[Chart and figure data]
## BEGIN

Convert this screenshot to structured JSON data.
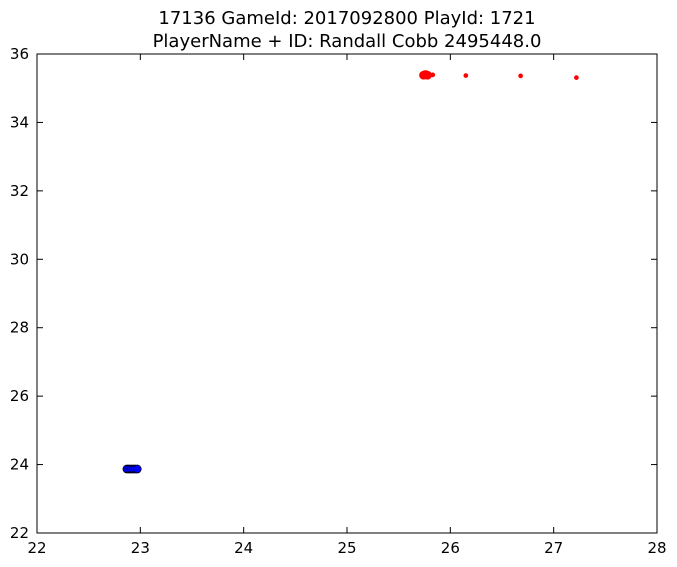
{
  "chart_data": {
    "type": "scatter",
    "title_line1": "17136 GameId: 2017092800 PlayId: 1721",
    "title_line2": "PlayerName + ID: Randall Cobb 2495448.0",
    "xlabel": "",
    "ylabel": "",
    "xlim": [
      22,
      28
    ],
    "ylim": [
      22,
      36
    ],
    "xticks": [
      22,
      23,
      24,
      25,
      26,
      27,
      28
    ],
    "yticks": [
      22,
      24,
      26,
      28,
      30,
      32,
      34,
      36
    ],
    "grid": false,
    "series": [
      {
        "color": "#ff0000",
        "edgecolor": "#ff0000",
        "points": [
          {
            "x": 25.75,
            "y": 35.39,
            "size": "large"
          },
          {
            "x": 25.77,
            "y": 35.39,
            "size": "large"
          },
          {
            "x": 25.74,
            "y": 35.38,
            "size": "large"
          },
          {
            "x": 25.78,
            "y": 35.38,
            "size": "large"
          },
          {
            "x": 25.76,
            "y": 35.4,
            "size": "large"
          },
          {
            "x": 25.83,
            "y": 35.39,
            "size": "small"
          },
          {
            "x": 26.15,
            "y": 35.37,
            "size": "small"
          },
          {
            "x": 26.68,
            "y": 35.36,
            "size": "small"
          },
          {
            "x": 27.22,
            "y": 35.31,
            "size": "small"
          }
        ]
      },
      {
        "color": "#0000ff",
        "edgecolor": "#000000",
        "points": [
          {
            "x": 22.87,
            "y": 23.87,
            "size": "large"
          },
          {
            "x": 22.89,
            "y": 23.87,
            "size": "large"
          },
          {
            "x": 22.91,
            "y": 23.87,
            "size": "large"
          },
          {
            "x": 22.93,
            "y": 23.87,
            "size": "large"
          },
          {
            "x": 22.95,
            "y": 23.87,
            "size": "large"
          },
          {
            "x": 22.97,
            "y": 23.87,
            "size": "large"
          }
        ]
      }
    ]
  }
}
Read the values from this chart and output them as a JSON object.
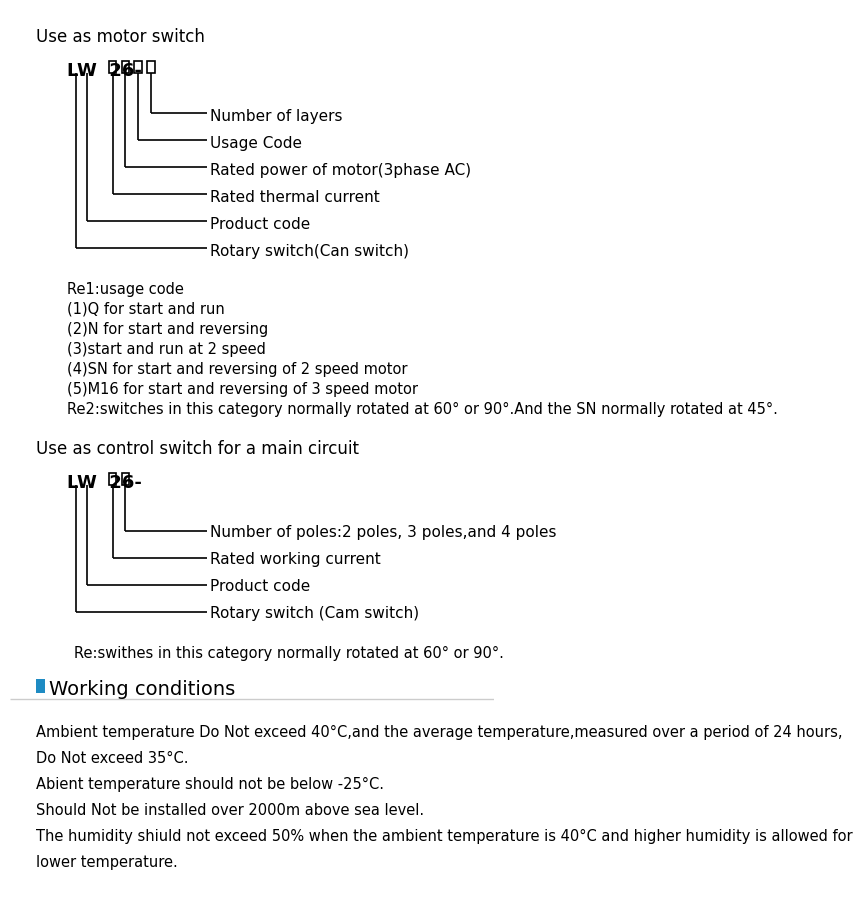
{
  "bg_color": "#ffffff",
  "title_motor": "Use as motor switch",
  "title_control": "Use as control switch for a main circuit",
  "lw_motor": "LW  26-□  □  □  □",
  "lw_control": "LW  26-□  □",
  "motor_labels": [
    "Number of layers",
    "Usage Code",
    "Rated power of motor(3phase AC)",
    "Rated thermal current",
    "Product code",
    "Rotary switch(Can switch)"
  ],
  "control_labels": [
    "Number of poles:2 poles, 3 poles,and 4 poles",
    "Rated working current",
    "Product code",
    "Rotary switch (Cam switch)"
  ],
  "motor_notes": [
    "Re1:usage code",
    "(1)Q for start and run",
    "(2)N for start and reversing",
    "(3)start and run at 2 speed",
    "(4)SN for start and reversing of 2 speed motor",
    "(5)M16 for start and reversing of 3 speed motor",
    "Re2:switches in this category normally rotated at 60° or 90°.And the SN normally rotated at 45°."
  ],
  "control_note": "Re:swithes in this category normally rotated at 60° or 90°.",
  "working_title": "Working conditions",
  "working_lines": [
    "Ambient temperature Do Not exceed 40°C,and the average temperature,measured over a period of 24 hours,",
    "Do Not exceed 35°C.",
    "Abient temperature should not be below -25°C.",
    "Should Not be installed over 2000m above sea level.",
    "The humidity shiuld not exceed 50% when the ambient temperature is 40°C and higher humidity is allowed for",
    "lower temperature."
  ],
  "blue_square_color": "#1e8bc3",
  "line_color": "#000000",
  "divider_color": "#cccccc"
}
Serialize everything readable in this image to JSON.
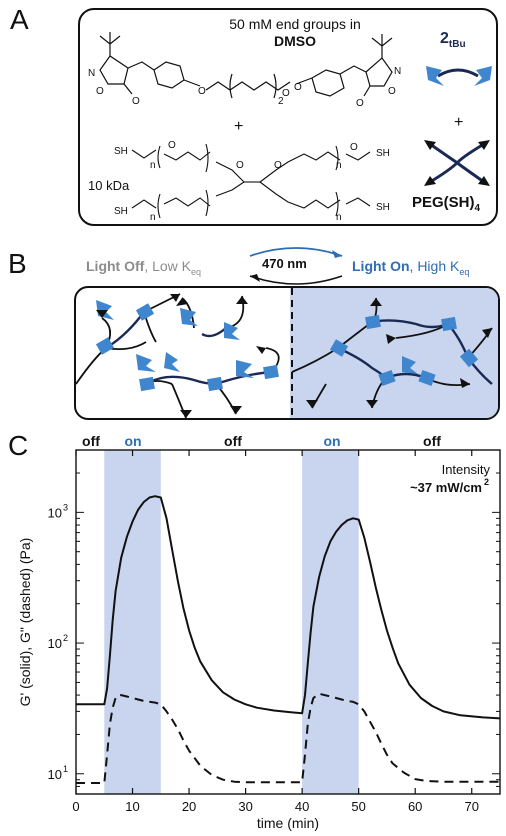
{
  "panelA": {
    "letter": "A",
    "title_line1": "50 mM end groups in",
    "title_line2": "DMSO",
    "mw_label": "10 kDa",
    "plus1": "+",
    "plus2": "+",
    "crosslinker_label": "2",
    "crosslinker_sub": "tBu",
    "peg_label": "PEG(SH)",
    "peg_sub": "4",
    "atoms": {
      "N": "N",
      "O": "O",
      "SH": "SH",
      "n": "n",
      "sub2": "2"
    }
  },
  "panelB": {
    "letter": "B",
    "wavelength": "470 nm",
    "off_bold": "Light Off",
    "off_rest": ", Low K",
    "off_sub": "eq",
    "on_bold": "Light On",
    "on_rest": ", High K",
    "on_sub": "eq",
    "colors": {
      "light_region": "#c9d5ee",
      "crosslinker": "#3f86cf",
      "strand": "#1b2a55"
    }
  },
  "panelC": {
    "letter": "C",
    "state_labels": [
      "off",
      "on",
      "off",
      "on",
      "off"
    ],
    "intensity_label": "Intensity",
    "intensity_value": "~37 mW/cm",
    "intensity_sup": "2"
  },
  "chart_data": {
    "type": "line",
    "xlabel": "time (min)",
    "ylabel": "G' (solid), G\" (dashed) (Pa)",
    "xlim": [
      0,
      75
    ],
    "ylim": [
      7,
      3000
    ],
    "yscale": "log",
    "xticks": [
      0,
      10,
      20,
      30,
      40,
      50,
      60,
      70
    ],
    "yticks": [
      {
        "value": 10,
        "base": "10",
        "exp": "1"
      },
      {
        "value": 100,
        "base": "10",
        "exp": "2"
      },
      {
        "value": 1000,
        "base": "10",
        "exp": "3"
      }
    ],
    "light_on_intervals": [
      [
        5,
        15
      ],
      [
        40,
        50
      ]
    ],
    "shade_color": "#c9d5ee",
    "series": [
      {
        "style": "solid",
        "x": [
          0,
          5,
          5.5,
          6,
          6.5,
          7,
          8,
          9,
          10,
          11,
          12,
          13,
          14,
          15,
          16,
          17,
          18,
          19,
          20,
          21,
          22,
          24,
          26,
          28,
          30,
          32,
          35,
          38,
          40,
          40.5,
          41,
          41.5,
          42,
          43,
          44,
          45,
          46,
          47,
          48,
          49,
          50,
          51,
          52,
          53,
          54,
          55,
          56,
          57,
          59,
          61,
          63,
          65,
          68,
          72,
          75
        ],
        "y": [
          34,
          34,
          45,
          80,
          150,
          250,
          450,
          650,
          850,
          1050,
          1200,
          1300,
          1330,
          1300,
          900,
          520,
          300,
          185,
          125,
          92,
          72,
          52,
          42,
          37,
          34,
          32,
          30.5,
          29.5,
          29,
          40,
          70,
          120,
          190,
          320,
          460,
          600,
          710,
          800,
          870,
          900,
          880,
          640,
          420,
          270,
          180,
          125,
          92,
          70,
          48,
          38,
          33,
          30,
          28,
          27,
          26.5
        ]
      },
      {
        "style": "dashed",
        "x": [
          0,
          5,
          5.5,
          6,
          6.5,
          7,
          7.5,
          8,
          9,
          10,
          11,
          12,
          13,
          14,
          15,
          16,
          17,
          18,
          19,
          20,
          22,
          24,
          26,
          28,
          30,
          35,
          40,
          40.5,
          41,
          41.5,
          42,
          43,
          44,
          45,
          46,
          47,
          48,
          49,
          50,
          51,
          52,
          53,
          54,
          55,
          56,
          58,
          60,
          62,
          65,
          70,
          75
        ],
        "y": [
          8.5,
          8.5,
          14,
          24,
          32,
          38,
          40,
          40,
          39,
          38,
          37,
          36,
          35.5,
          35,
          34,
          30,
          26,
          22,
          18,
          15,
          11.5,
          9.8,
          9.0,
          8.7,
          8.6,
          8.6,
          8.6,
          14,
          24,
          32,
          38,
          41,
          40,
          39,
          38,
          37,
          36,
          35.5,
          34,
          30,
          25,
          21,
          17,
          14,
          12,
          10.2,
          9.1,
          8.8,
          8.7,
          8.7,
          8.7
        ]
      }
    ]
  }
}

## END

Take the records above and transcribe them exactly, dropping every picture.

• Result:
Convert this screenshot to structured JSON data.
{
  "chart_data": {
    "type": "scatter",
    "title_line1": "17136 GameId: 2017092800 PlayId: 1721",
    "title_line2": "PlayerName + ID: Randall Cobb 2495448.0",
    "xlabel": "",
    "ylabel": "",
    "xlim": [
      22,
      28
    ],
    "ylim": [
      22,
      36
    ],
    "xticks": [
      22,
      23,
      24,
      25,
      26,
      27,
      28
    ],
    "yticks": [
      22,
      24,
      26,
      28,
      30,
      32,
      34,
      36
    ],
    "grid": false,
    "series": [
      {
        "color": "#ff0000",
        "edgecolor": "#ff0000",
        "points": [
          {
            "x": 25.75,
            "y": 35.39,
            "size": "large"
          },
          {
            "x": 25.77,
            "y": 35.39,
            "size": "large"
          },
          {
            "x": 25.74,
            "y": 35.38,
            "size": "large"
          },
          {
            "x": 25.78,
            "y": 35.38,
            "size": "large"
          },
          {
            "x": 25.76,
            "y": 35.4,
            "size": "large"
          },
          {
            "x": 25.83,
            "y": 35.39,
            "size": "small"
          },
          {
            "x": 26.15,
            "y": 35.37,
            "size": "small"
          },
          {
            "x": 26.68,
            "y": 35.36,
            "size": "small"
          },
          {
            "x": 27.22,
            "y": 35.31,
            "size": "small"
          }
        ]
      },
      {
        "color": "#0000ff",
        "edgecolor": "#000000",
        "points": [
          {
            "x": 22.87,
            "y": 23.87,
            "size": "large"
          },
          {
            "x": 22.89,
            "y": 23.87,
            "size": "large"
          },
          {
            "x": 22.91,
            "y": 23.87,
            "size": "large"
          },
          {
            "x": 22.93,
            "y": 23.87,
            "size": "large"
          },
          {
            "x": 22.95,
            "y": 23.87,
            "size": "large"
          },
          {
            "x": 22.97,
            "y": 23.87,
            "size": "large"
          }
        ]
      }
    ]
  }
}
Read the values from this chart and output them as a JSON object.
{
  "bg_color": "#ffffff",
  "title_motor": "Use as motor switch",
  "title_control": "Use as control switch for a main circuit",
  "lw_motor": "LW  26-□  □  □  □",
  "lw_control": "LW  26-□  □",
  "motor_labels": [
    "Number of layers",
    "Usage Code",
    "Rated power of motor(3phase AC)",
    "Rated thermal current",
    "Product code",
    "Rotary switch(Can switch)"
  ],
  "control_labels": [
    "Number of poles:2 poles, 3 poles,and 4 poles",
    "Rated working current",
    "Product code",
    "Rotary switch (Cam switch)"
  ],
  "motor_notes": [
    "Re1:usage code",
    "(1)Q for start and run",
    "(2)N for start and reversing",
    "(3)start and run at 2 speed",
    "(4)SN for start and reversing of 2 speed motor",
    "(5)M16 for start and reversing of 3 speed motor",
    "Re2:switches in this category normally rotated at 60° or 90°.And the SN normally rotated at 45°."
  ],
  "control_note": "Re:swithes in this category normally rotated at 60° or 90°.",
  "working_title": "Working conditions",
  "working_lines": [
    "Ambient temperature Do Not exceed 40°C,and the average temperature,measured over a period of 24 hours,",
    "Do Not exceed 35°C.",
    "Abient temperature should not be below -25°C.",
    "Should Not be installed over 2000m above sea level.",
    "The humidity shiuld not exceed 50% when the ambient temperature is 40°C and higher humidity is allowed for",
    "lower temperature."
  ],
  "blue_square_color": "#1e8bc3",
  "line_color": "#000000",
  "divider_color": "#cccccc"
}
Serialize everything readable in this image to JSON.
{
  "panelA": {
    "letter": "A",
    "title_line1": "50 mM end groups in",
    "title_line2": "DMSO",
    "mw_label": "10 kDa",
    "plus1": "+",
    "plus2": "+",
    "crosslinker_label": "2",
    "crosslinker_sub": "tBu",
    "peg_label": "PEG(SH)",
    "peg_sub": "4",
    "atoms": {
      "N": "N",
      "O": "O",
      "SH": "SH",
      "n": "n",
      "sub2": "2"
    }
  },
  "panelB": {
    "letter": "B",
    "wavelength": "470 nm",
    "off_bold": "Light Off",
    "off_rest": ", Low K",
    "off_sub": "eq",
    "on_bold": "Light On",
    "on_rest": ", High K",
    "on_sub": "eq",
    "colors": {
      "light_region": "#c9d5ee",
      "crosslinker": "#3f86cf",
      "strand": "#1b2a55"
    }
  },
  "panelC": {
    "letter": "C",
    "state_labels": [
      "off",
      "on",
      "off",
      "on",
      "off"
    ],
    "intensity_label": "Intensity",
    "intensity_value": "~37 mW/cm",
    "intensity_sup": "2"
  },
  "chart_data": {
    "type": "line",
    "xlabel": "time (min)",
    "ylabel": "G' (solid), G\" (dashed) (Pa)",
    "xlim": [
      0,
      75
    ],
    "ylim": [
      7,
      3000
    ],
    "yscale": "log",
    "xticks": [
      0,
      10,
      20,
      30,
      40,
      50,
      60,
      70
    ],
    "yticks": [
      {
        "value": 10,
        "base": "10",
        "exp": "1"
      },
      {
        "value": 100,
        "base": "10",
        "exp": "2"
      },
      {
        "value": 1000,
        "base": "10",
        "exp": "3"
      }
    ],
    "light_on_intervals": [
      [
        5,
        15
      ],
      [
        40,
        50
      ]
    ],
    "shade_color": "#c9d5ee",
    "series": [
      {
        "style": "solid",
        "x": [
          0,
          5,
          5.5,
          6,
          6.5,
          7,
          8,
          9,
          10,
          11,
          12,
          13,
          14,
          15,
          16,
          17,
          18,
          19,
          20,
          21,
          22,
          24,
          26,
          28,
          30,
          32,
          35,
          38,
          40,
          40.5,
          41,
          41.5,
          42,
          43,
          44,
          45,
          46,
          47,
          48,
          49,
          50,
          51,
          52,
          53,
          54,
          55,
          56,
          57,
          59,
          61,
          63,
          65,
          68,
          72,
          75
        ],
        "y": [
          34,
          34,
          45,
          80,
          150,
          250,
          450,
          650,
          850,
          1050,
          1200,
          1300,
          1330,
          1300,
          900,
          520,
          300,
          185,
          125,
          92,
          72,
          52,
          42,
          37,
          34,
          32,
          30.5,
          29.5,
          29,
          40,
          70,
          120,
          190,
          320,
          460,
          600,
          710,
          800,
          870,
          900,
          880,
          640,
          420,
          270,
          180,
          125,
          92,
          70,
          48,
          38,
          33,
          30,
          28,
          27,
          26.5
        ]
      },
      {
        "style": "dashed",
        "x": [
          0,
          5,
          5.5,
          6,
          6.5,
          7,
          7.5,
          8,
          9,
          10,
          11,
          12,
          13,
          14,
          15,
          16,
          17,
          18,
          19,
          20,
          22,
          24,
          26,
          28,
          30,
          35,
          40,
          40.5,
          41,
          41.5,
          42,
          43,
          44,
          45,
          46,
          47,
          48,
          49,
          50,
          51,
          52,
          53,
          54,
          55,
          56,
          58,
          60,
          62,
          65,
          70,
          75
        ],
        "y": [
          8.5,
          8.5,
          14,
          24,
          32,
          38,
          40,
          40,
          39,
          38,
          37,
          36,
          35.5,
          35,
          34,
          30,
          26,
          22,
          18,
          15,
          11.5,
          9.8,
          9.0,
          8.7,
          8.6,
          8.6,
          8.6,
          14,
          24,
          32,
          38,
          41,
          40,
          39,
          38,
          37,
          36,
          35.5,
          34,
          30,
          25,
          21,
          17,
          14,
          12,
          10.2,
          9.1,
          8.8,
          8.7,
          8.7,
          8.7
        ]
      }
    ]
  }
}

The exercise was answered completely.